● WHAT IS ASKED:
In the material below, identify each line bearing the word "awards". Reproduce those lines.

● DATASET EXCERPTS:

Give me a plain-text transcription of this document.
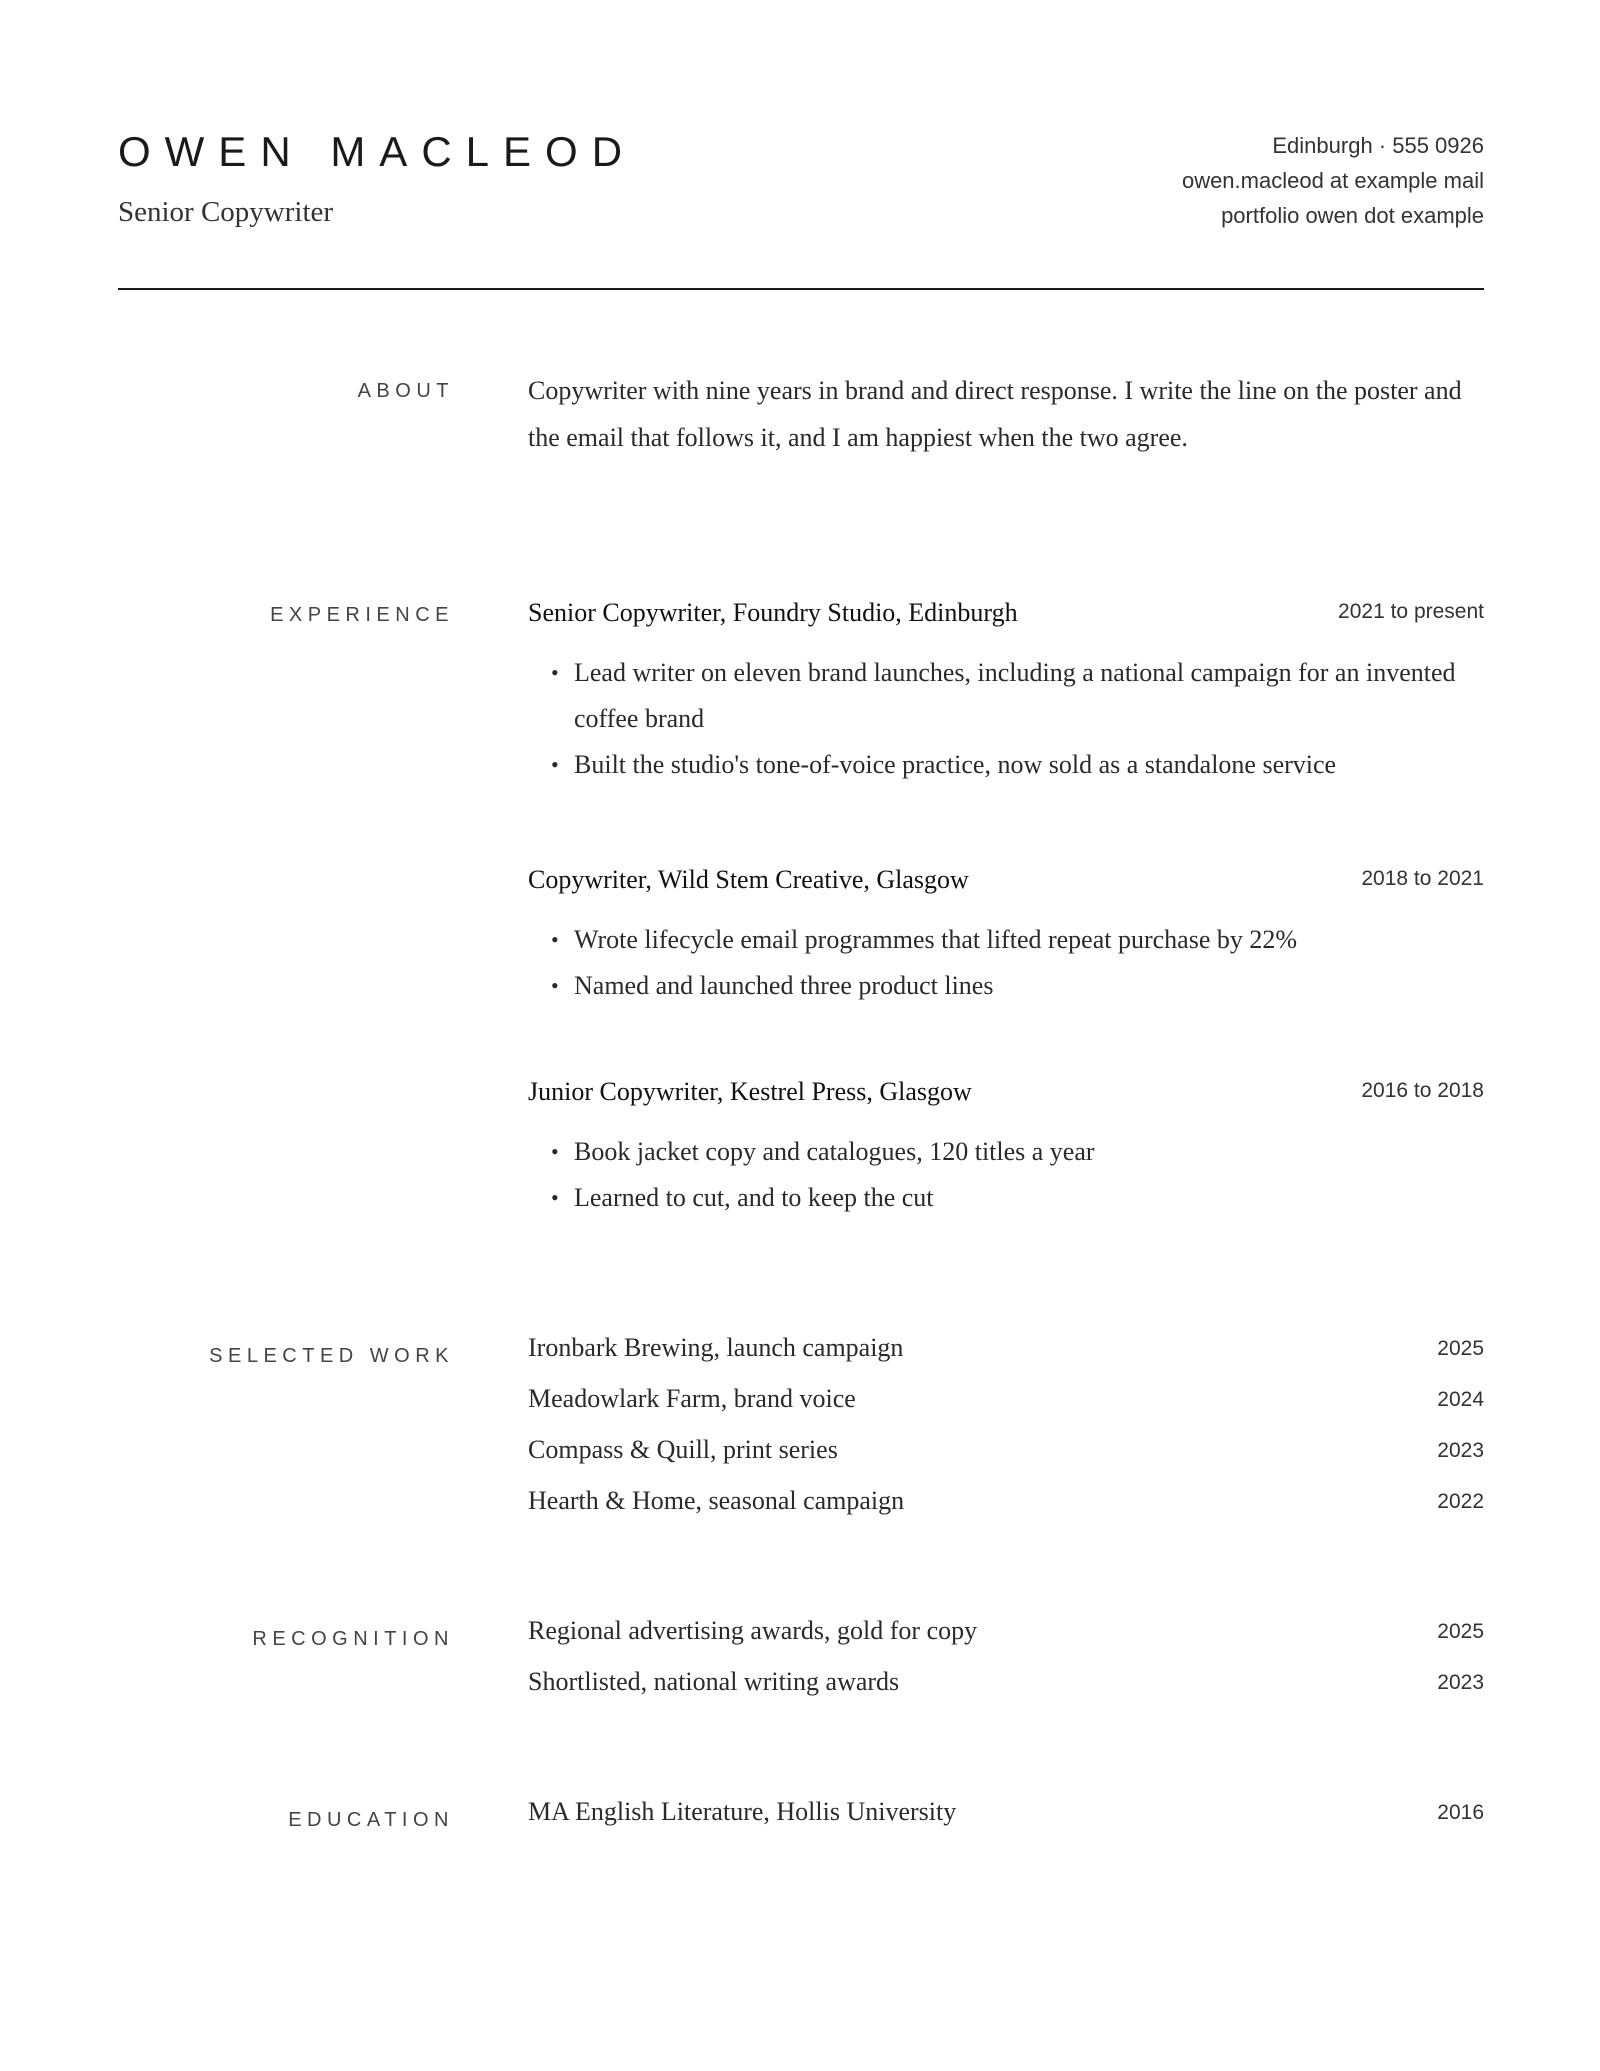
OWEN MACLEOD
Senior Copywriter
Edinburgh · 555 0926
owen.macleod at example mail
portfolio owen dot example
ABOUT	Copywriter with nine years in brand and direct response. I write the line on the poster and the email that follows it, and I am happiest when the two agree.

EXPERIENCE	Senior Copywriter, Foundry Studio, Edinburgh	2021 to present
• Lead writer on eleven brand launches, including a national campaign for an invented coffee brand
• Built the studio's tone-of-voice practice, now sold as a standalone service
Copywriter, Wild Stem Creative, Glasgow	2018 to 2021
• Wrote lifecycle email programmes that lifted repeat purchase by 22%
• Named and launched three product lines
Junior Copywriter, Kestrel Press, Glasgow	2016 to 2018
• Book jacket copy and catalogues, 120 titles a year
• Learned to cut, and to keep the cut
SELECTED WORK	Ironbark Brewing, launch campaign	2025
Meadowlark Farm, brand voice	2024
Compass & Quill, print series	2023
Hearth & Home, seasonal campaign	2022
RECOGNITION	Regional advertising awards, gold for copy	2025
Shortlisted, national writing awards	2023
EDUCATION	MA English Literature, Hollis University	2016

● WRITTEN ANSWER:
RECOGNITION	Regional advertising awards, gold for copy	2025
Shortlisted, national writing awards	2023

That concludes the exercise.